━━━━━ PROVIDED TEXT

I’ve written myself into a corner, now, and can’t think of any way to get out of writing the promised blog entry on super-senior tranches. Especially when Kevin Drum asks so nicely. So here it is. Deep breath…
By now, you understand how a synthetic bond can behave very much like a real bond. So consider the situation of a bank, which has made a bunch of loans, to 100 different companies. The companies all value their relationship with the bank, and the bank values its relationship with the companies. At the same time, however, the bank would like to free up some capital. It doesn’t want to sell the loans outright — so instead it creates a synthetic bond referencing those 100 credits, and sells that.
Essentially what the bank is doing is taking the interest payments from the companies it’s lent money to, and using them to make insurance payments against those companies defaulting. If the companies default, the buyers of the synthetic bond end up sending money to the bank, which will offset its loan losses. The bank has brought down its credit exposure to those companies even though it hasn’t sold the actual loans. And because its credit risk has come down, its capital requirements have come down too, and the bank has more free capital to use elsewhere.
Because the loans are still on the bank’s books, it needs to take mark-to-market write-downs on those loans if they fall in value but don’t default. On the other hand, when that happens the value of the bank’s default insurance is almost certain to rise by a very similar amount. So the bank really has managed to construct a pretty good hedge here. Not perfect: no hedge is perfect. But pretty good.
So far so boring. But of course banks are never happy with simple hedges: they want to make money from all this financial high technology. (Incidentally, it’s not clear that they won’t: Alan Kohler had a thought-provoking column a couple of weeks ago saying that once a few more big defaults happen, "a mass transfer of money will take place from unsuspecting investors around the world into the banking system. How much? Nobody knows, but it’s many trillions.")

━━━━━━━━━━
━━━━━ RECORD SET

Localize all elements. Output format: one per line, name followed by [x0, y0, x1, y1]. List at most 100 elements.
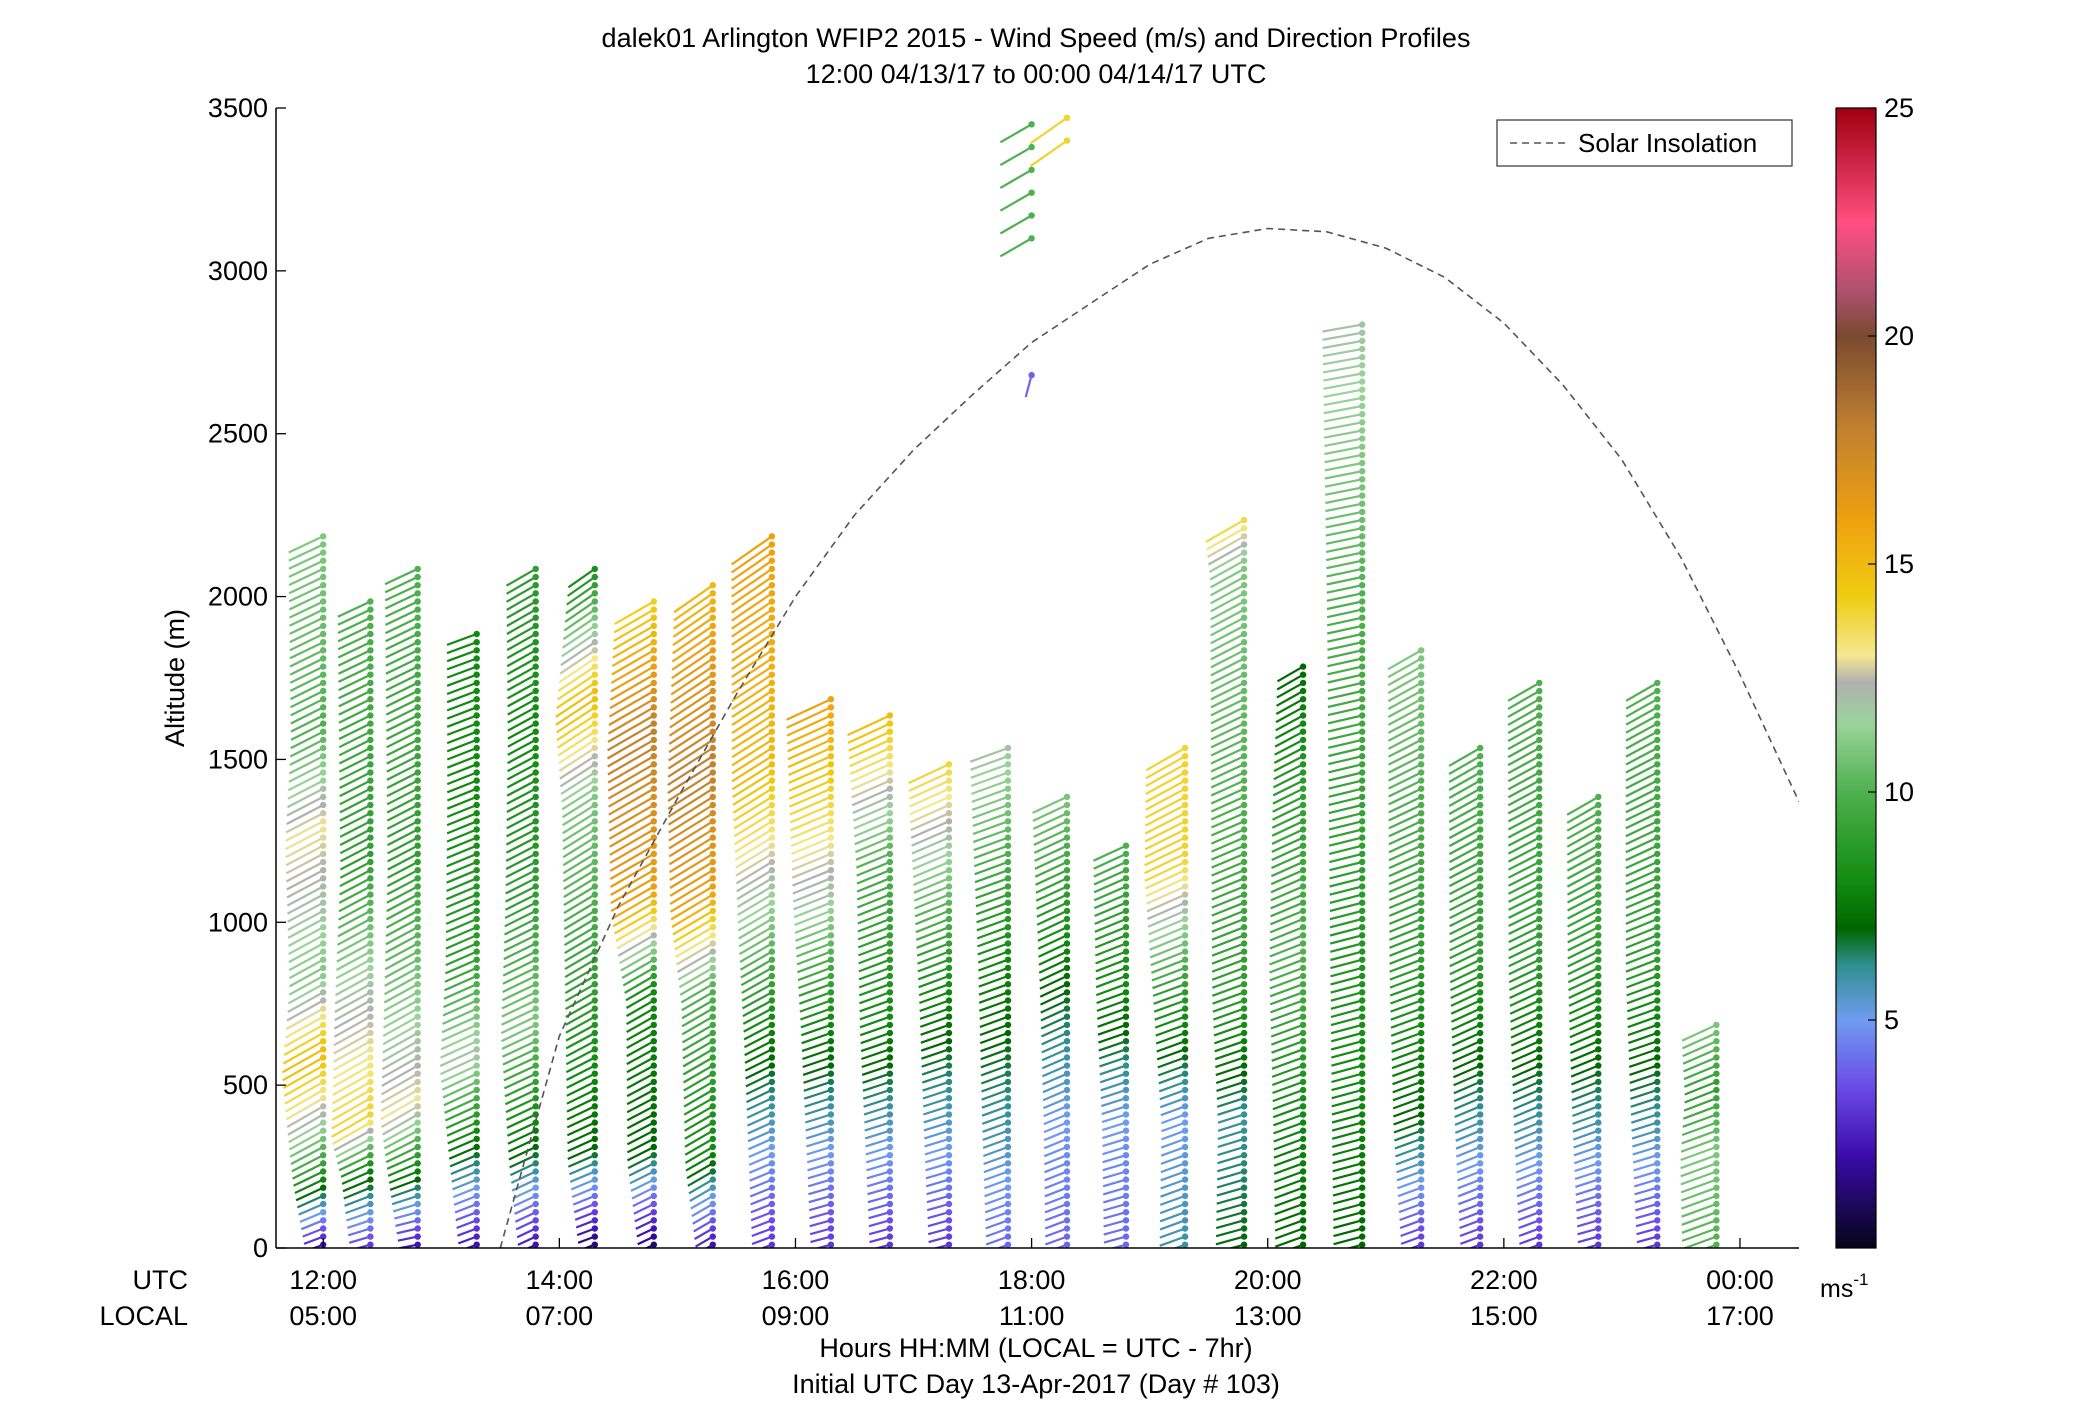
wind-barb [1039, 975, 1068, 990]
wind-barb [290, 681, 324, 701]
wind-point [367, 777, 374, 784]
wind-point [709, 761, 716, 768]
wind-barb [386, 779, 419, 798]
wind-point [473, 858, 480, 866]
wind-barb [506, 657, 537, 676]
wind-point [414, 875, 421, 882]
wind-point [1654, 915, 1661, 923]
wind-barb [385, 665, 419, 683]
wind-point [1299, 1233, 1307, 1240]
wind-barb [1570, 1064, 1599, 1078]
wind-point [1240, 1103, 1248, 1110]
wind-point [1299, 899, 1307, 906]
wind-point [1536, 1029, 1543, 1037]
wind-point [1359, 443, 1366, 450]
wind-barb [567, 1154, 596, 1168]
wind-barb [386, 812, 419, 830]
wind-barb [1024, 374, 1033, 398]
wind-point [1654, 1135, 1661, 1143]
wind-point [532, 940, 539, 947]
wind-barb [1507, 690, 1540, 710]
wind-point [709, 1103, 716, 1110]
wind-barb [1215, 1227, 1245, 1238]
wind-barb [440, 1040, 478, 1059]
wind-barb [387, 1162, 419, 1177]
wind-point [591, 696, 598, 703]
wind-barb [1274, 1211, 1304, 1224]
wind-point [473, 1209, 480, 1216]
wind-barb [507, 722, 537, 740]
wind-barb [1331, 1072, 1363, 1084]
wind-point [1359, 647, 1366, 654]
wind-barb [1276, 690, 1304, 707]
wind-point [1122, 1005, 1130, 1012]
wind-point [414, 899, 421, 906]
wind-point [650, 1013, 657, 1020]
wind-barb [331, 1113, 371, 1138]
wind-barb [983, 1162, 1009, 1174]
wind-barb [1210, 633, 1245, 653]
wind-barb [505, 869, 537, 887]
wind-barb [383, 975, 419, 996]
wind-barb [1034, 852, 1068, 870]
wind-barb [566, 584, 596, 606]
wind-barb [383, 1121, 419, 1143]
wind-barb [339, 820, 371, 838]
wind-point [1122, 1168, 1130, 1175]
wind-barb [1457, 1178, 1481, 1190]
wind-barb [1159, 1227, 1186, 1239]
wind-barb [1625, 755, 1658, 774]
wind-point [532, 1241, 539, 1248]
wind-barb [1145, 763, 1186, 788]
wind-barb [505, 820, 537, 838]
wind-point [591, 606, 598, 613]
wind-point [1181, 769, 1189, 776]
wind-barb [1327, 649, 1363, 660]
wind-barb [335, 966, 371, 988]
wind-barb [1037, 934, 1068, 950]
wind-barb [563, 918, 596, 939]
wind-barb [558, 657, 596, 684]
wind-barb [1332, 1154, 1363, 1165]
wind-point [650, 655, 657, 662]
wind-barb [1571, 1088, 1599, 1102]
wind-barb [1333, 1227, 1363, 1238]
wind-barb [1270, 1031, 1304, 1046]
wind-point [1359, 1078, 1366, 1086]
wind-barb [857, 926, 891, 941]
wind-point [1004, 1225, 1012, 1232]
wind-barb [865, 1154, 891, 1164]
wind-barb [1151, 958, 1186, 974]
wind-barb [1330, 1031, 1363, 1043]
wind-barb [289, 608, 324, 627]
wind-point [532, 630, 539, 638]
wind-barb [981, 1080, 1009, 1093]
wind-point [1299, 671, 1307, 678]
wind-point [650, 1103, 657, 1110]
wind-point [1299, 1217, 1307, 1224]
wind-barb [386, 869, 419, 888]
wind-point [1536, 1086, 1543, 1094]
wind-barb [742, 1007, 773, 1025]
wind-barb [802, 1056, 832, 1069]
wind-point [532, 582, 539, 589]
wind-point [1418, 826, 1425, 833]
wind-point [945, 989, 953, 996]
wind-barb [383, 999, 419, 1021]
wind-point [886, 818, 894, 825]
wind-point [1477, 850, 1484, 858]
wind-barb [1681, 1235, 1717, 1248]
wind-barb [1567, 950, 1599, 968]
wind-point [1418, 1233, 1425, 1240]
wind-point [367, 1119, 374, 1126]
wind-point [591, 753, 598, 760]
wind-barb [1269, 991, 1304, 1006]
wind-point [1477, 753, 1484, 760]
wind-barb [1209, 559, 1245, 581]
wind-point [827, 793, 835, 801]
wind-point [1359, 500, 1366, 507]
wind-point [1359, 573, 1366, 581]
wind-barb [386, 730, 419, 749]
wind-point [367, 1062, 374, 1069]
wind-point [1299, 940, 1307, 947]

━━━━━━━━━━

• [THE TASKS]:
[a] What outcomes for the bank does the paragraph of the synthetic bond text beginning "Essentially what the bank is doing" list? Give each one.
[b] Could you carry the blog entry on synthetic bonds and super-senior tranches forward from its last sentence?

• [REPLIES]:
[a]
- If the companies default, the buyers of the synthetic bond send money to the bank, offsetting its loan losses.
- The bank's credit exposure to those companies comes down, even though it hasn't sold the actual loans.
- Its capital requirements come down.
- It has more free capital to use elsewhere.

[b]
In any event, let’s go back to the synthetic bond that the bank issued. Let’s say it’s structured so that each of the companies is paying an identical amount in interest every year: call it $1 million each. If the bank bundled up all those loans into a collateralized loan obligation, or CLO, then the CLO would be paying out $100 million a year, unless or until one of the companies defaulted.
But rather than just sell the CLO outright, the bank would most likely split it up into tranches. Companies default, but they don’t all default at once. If the companies in question were all investment grade, you could be sure that at least 80 of them would still be making interest payments at any one time. So if you sell off the right to the first $80 million of interest payments, the ratings agencies will slap a triple-A rating on that income stream, and it can be sold at a tight spread and a pretty high price. Then the next $5 million might have a double-A rating, and the next $5 million a single-A rating, and the next $5 million a triple-B rating, and the last $5 million will either have a junk rating or else just be considered "equity".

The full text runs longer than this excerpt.